━━━━━ Data listing ━━━━━

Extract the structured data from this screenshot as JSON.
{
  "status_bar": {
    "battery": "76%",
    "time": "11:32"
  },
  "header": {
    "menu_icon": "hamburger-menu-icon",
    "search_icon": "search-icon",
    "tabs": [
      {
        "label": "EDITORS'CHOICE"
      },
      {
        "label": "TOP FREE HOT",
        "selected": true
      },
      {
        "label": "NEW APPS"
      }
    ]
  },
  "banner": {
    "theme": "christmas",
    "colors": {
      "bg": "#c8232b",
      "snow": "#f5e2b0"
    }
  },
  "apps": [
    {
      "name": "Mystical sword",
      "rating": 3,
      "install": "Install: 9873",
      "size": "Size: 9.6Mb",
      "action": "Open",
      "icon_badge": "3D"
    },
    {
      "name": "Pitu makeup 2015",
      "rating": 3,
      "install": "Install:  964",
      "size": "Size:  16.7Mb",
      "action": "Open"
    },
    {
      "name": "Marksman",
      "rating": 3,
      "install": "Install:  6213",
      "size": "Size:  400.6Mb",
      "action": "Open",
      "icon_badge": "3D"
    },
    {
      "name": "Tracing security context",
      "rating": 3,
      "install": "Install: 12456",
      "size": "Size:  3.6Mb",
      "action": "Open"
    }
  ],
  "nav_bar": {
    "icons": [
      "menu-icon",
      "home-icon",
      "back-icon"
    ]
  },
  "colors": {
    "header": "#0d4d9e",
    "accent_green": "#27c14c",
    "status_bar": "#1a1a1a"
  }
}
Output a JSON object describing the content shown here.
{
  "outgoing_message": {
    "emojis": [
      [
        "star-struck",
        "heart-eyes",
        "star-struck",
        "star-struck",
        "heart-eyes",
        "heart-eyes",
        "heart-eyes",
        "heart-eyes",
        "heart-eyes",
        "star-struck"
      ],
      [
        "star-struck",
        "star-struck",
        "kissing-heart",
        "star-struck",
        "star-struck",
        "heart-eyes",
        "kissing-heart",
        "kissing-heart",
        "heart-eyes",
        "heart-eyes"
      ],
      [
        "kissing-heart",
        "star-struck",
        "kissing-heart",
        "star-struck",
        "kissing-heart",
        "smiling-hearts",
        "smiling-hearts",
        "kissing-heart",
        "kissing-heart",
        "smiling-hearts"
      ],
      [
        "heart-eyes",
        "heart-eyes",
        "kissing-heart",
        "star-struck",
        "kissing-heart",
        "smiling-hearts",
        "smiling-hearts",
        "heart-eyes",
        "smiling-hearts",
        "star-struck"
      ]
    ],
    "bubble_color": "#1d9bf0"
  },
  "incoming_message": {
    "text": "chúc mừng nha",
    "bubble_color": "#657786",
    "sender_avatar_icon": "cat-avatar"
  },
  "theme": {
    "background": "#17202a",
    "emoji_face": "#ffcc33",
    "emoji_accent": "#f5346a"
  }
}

━━━━━

— Problem to work on —
Quote the listing in full, please, keeping every line exact.

— Answer to the exercise —
Extract the structured data from this screenshot as JSON.
{
  "status_bar": {
    "battery": "76%",
    "time": "11:32"
  },
  "header": {
    "menu_icon": "hamburger-menu-icon",
    "search_icon": "search-icon",
    "tabs": [
      {
        "label": "EDITORS'CHOICE"
      },
      {
        "label": "TOP FREE HOT",
        "selected": true
      },
      {
        "label": "NEW APPS"
      }
    ]
  },
  "banner": {
    "theme": "christmas",
    "colors": {
      "bg": "#c8232b",
      "snow": "#f5e2b0"
    }
  },
  "apps": [
    {
      "name": "Mystical sword",
      "rating": 3,
      "install": "Install: 9873",
      "size": "Size: 9.6Mb",
      "action": "Open",
      "icon_badge": "3D"
    },
    {
      "name": "Pitu makeup 2015",
      "rating": 3,
      "install": "Install:  964",
      "size": "Size:  16.7Mb",
      "action": "Open"
    },
    {
      "name": "Marksman",
      "rating": 3,
      "install": "Install:  6213",
      "size": "Size:  400.6Mb",
      "action": "Open",
      "icon_badge": "3D"
    },
    {
      "name": "Tracing security context",
      "rating": 3,
      "install": "Install: 12456",
      "size": "Size:  3.6Mb",
      "action": "Open"
    }
  ],
  "nav_bar": {
    "icons": [
      "menu-icon",
      "home-icon",
      "back-icon"
    ]
  },
  "colors": {
    "header": "#0d4d9e",
    "accent_green": "#27c14c",
    "status_bar": "#1a1a1a"
  }
}
Output a JSON object describing the content shown here.
{
  "outgoing_message": {
    "emojis": [
      [
        "star-struck",
        "heart-eyes",
        "star-struck",
        "star-struck",
        "heart-eyes",
        "heart-eyes",
        "heart-eyes",
        "heart-eyes",
        "heart-eyes",
        "star-struck"
      ],
      [
        "star-struck",
        "star-struck",
        "kissing-heart",
        "star-struck",
        "star-struck",
        "heart-eyes",
        "kissing-heart",
        "kissing-heart",
        "heart-eyes",
        "heart-eyes"
      ],
      [
        "kissing-heart",
        "star-struck",
        "kissing-heart",
        "star-struck",
        "kissing-heart",
        "smiling-hearts",
        "smiling-hearts",
        "kissing-heart",
        "kissing-heart",
        "smiling-hearts"
      ],
      [
        "heart-eyes",
        "heart-eyes",
        "kissing-heart",
        "star-struck",
        "kissing-heart",
        "smiling-hearts",
        "smiling-hearts",
        "heart-eyes",
        "smiling-hearts",
        "star-struck"
      ]
    ],
    "bubble_color": "#1d9bf0"
  },
  "incoming_message": {
    "text": "chúc mừng nha",
    "bubble_color": "#657786",
    "sender_avatar_icon": "cat-avatar"
  },
  "theme": {
    "background": "#17202a",
    "emoji_face": "#ffcc33",
    "emoji_accent": "#f5346a"
  }
}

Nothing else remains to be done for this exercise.